*WRITTEN TASK*:
Repeat every line below exactly, word for word.

*ENTRIES*:
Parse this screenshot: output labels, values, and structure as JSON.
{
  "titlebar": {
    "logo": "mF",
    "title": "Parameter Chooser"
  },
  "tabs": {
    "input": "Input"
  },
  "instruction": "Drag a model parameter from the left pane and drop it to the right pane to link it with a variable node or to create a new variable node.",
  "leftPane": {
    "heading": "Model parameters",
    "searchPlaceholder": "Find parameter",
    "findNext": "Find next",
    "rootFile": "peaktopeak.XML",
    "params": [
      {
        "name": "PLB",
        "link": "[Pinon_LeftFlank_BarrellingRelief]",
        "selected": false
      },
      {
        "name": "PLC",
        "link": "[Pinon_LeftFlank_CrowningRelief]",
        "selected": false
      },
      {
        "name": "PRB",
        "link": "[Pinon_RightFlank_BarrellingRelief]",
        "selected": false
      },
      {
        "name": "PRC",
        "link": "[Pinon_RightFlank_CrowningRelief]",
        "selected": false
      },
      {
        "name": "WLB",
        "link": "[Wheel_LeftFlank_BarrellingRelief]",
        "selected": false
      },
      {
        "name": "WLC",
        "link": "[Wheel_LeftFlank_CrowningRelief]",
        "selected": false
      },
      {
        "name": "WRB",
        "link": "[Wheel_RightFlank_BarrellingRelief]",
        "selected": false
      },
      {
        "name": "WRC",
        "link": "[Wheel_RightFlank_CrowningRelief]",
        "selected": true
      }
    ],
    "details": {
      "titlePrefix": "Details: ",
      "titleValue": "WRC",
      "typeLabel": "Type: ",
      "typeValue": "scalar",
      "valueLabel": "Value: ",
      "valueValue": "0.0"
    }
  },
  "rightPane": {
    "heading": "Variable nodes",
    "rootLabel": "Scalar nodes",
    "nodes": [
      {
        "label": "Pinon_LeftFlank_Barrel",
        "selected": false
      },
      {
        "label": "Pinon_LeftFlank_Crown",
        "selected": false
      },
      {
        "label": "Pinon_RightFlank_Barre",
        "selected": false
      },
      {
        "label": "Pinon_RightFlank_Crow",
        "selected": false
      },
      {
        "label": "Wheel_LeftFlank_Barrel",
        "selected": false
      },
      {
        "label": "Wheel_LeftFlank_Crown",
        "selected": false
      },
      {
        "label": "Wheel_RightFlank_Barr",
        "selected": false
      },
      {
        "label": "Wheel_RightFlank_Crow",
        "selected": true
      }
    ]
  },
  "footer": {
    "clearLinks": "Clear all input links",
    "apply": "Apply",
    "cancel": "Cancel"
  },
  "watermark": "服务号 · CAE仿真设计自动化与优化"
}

*FINAL RESULT*:
Parse this screenshot: output labels, values, and structure as JSON.
{
  "titlebar": {
    "logo": "mF",
    "title": "Parameter Chooser"
  },
  "tabs": {
    "input": "Input"
  },
  "instruction": "Drag a model parameter from the left pane and drop it to the right pane to link it with a variable node or to create a new variable node.",
  "leftPane": {
    "heading": "Model parameters",
    "searchPlaceholder": "Find parameter",
    "findNext": "Find next",
    "rootFile": "peaktopeak.XML",
    "params": [
      {
        "name": "PLB",
        "link": "[Pinon_LeftFlank_BarrellingRelief]",
        "selected": false
      },
      {
        "name": "PLC",
        "link": "[Pinon_LeftFlank_CrowningRelief]",
        "selected": false
      },
      {
        "name": "PRB",
        "link": "[Pinon_RightFlank_BarrellingRelief]",
        "selected": false
      },
      {
        "name": "PRC",
        "link": "[Pinon_RightFlank_CrowningRelief]",
        "selected": false
      },
      {
        "name": "WLB",
        "link": "[Wheel_LeftFlank_BarrellingRelief]",
        "selected": false
      },
      {
        "name": "WLC",
        "link": "[Wheel_LeftFlank_CrowningRelief]",
        "selected": false
      },
      {
        "name": "WRB",
        "link": "[Wheel_RightFlank_BarrellingRelief]",
        "selected": false
      },
      {
        "name": "WRC",
        "link": "[Wheel_RightFlank_CrowningRelief]",
        "selected": true
      }
    ],
    "details": {
      "titlePrefix": "Details: ",
      "titleValue": "WRC",
      "typeLabel": "Type: ",
      "typeValue": "scalar",
      "valueLabel": "Value: ",
      "valueValue": "0.0"
    }
  },
  "rightPane": {
    "heading": "Variable nodes",
    "rootLabel": "Scalar nodes",
    "nodes": [
      {
        "label": "Pinon_LeftFlank_Barrel",
        "selected": false
      },
      {
        "label": "Pinon_LeftFlank_Crown",
        "selected": false
      },
      {
        "label": "Pinon_RightFlank_Barre",
        "selected": false
      },
      {
        "label": "Pinon_RightFlank_Crow",
        "selected": false
      },
      {
        "label": "Wheel_LeftFlank_Barrel",
        "selected": false
      },
      {
        "label": "Wheel_LeftFlank_Crown",
        "selected": false
      },
      {
        "label": "Wheel_RightFlank_Barr",
        "selected": false
      },
      {
        "label": "Wheel_RightFlank_Crow",
        "selected": true
      }
    ]
  },
  "footer": {
    "clearLinks": "Clear all input links",
    "apply": "Apply",
    "cancel": "Cancel"
  },
  "watermark": "服务号 · CAE仿真设计自动化与优化"
}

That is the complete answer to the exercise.